◆ STORED RECORDS:

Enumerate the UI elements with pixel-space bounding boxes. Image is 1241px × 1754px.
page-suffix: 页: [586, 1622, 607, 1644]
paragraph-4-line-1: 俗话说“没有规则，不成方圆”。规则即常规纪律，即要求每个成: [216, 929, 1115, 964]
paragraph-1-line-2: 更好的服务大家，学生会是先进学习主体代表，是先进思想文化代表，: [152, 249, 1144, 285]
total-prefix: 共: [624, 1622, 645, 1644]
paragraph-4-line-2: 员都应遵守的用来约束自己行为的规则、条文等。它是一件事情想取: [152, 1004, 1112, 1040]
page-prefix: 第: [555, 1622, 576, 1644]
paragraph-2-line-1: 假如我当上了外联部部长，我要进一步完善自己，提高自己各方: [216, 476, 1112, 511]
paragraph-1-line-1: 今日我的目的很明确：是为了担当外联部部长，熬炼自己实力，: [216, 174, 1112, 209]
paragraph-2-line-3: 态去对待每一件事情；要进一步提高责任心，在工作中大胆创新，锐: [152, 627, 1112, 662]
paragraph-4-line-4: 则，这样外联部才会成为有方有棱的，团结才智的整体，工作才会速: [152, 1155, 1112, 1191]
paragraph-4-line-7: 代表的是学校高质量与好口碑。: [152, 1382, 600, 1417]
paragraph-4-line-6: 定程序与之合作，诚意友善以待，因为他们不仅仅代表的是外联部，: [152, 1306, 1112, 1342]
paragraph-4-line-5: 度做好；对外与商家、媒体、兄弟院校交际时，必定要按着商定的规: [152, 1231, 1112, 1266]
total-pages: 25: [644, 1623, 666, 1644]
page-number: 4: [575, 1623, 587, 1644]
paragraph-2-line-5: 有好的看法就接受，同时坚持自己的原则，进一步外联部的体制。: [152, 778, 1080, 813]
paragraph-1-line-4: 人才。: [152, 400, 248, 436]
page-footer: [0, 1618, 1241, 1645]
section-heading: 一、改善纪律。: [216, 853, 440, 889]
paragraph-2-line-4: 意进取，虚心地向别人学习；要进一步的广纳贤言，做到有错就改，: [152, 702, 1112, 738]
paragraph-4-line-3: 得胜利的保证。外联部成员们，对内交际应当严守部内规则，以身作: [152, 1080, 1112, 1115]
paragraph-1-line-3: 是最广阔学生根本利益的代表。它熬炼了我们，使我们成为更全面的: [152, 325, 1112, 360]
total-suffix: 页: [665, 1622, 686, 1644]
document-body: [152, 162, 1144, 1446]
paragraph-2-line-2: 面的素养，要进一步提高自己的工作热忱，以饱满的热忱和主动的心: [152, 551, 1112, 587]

◆ TASK TO COMPLETE: Please copy out the data from its first line through the line that contains "174, 1112, 209]", including both of those lines.

◆ EXERCISE SOLUTION:
Enumerate the UI elements with pixel-space bounding boxes. Image is 1241px × 1754px.
page-suffix: 页: [586, 1622, 607, 1644]
paragraph-4-line-1: 俗话说“没有规则，不成方圆”。规则即常规纪律，即要求每个成: [216, 929, 1115, 964]
paragraph-1-line-2: 更好的服务大家，学生会是先进学习主体代表，是先进思想文化代表，: [152, 249, 1144, 285]
total-prefix: 共: [624, 1622, 645, 1644]
paragraph-4-line-2: 员都应遵守的用来约束自己行为的规则、条文等。它是一件事情想取: [152, 1004, 1112, 1040]
page-prefix: 第: [555, 1622, 576, 1644]
paragraph-2-line-1: 假如我当上了外联部部长，我要进一步完善自己，提高自己各方: [216, 476, 1112, 511]
paragraph-1-line-1: 今日我的目的很明确：是为了担当外联部部长，熬炼自己实力，: [216, 174, 1112, 209]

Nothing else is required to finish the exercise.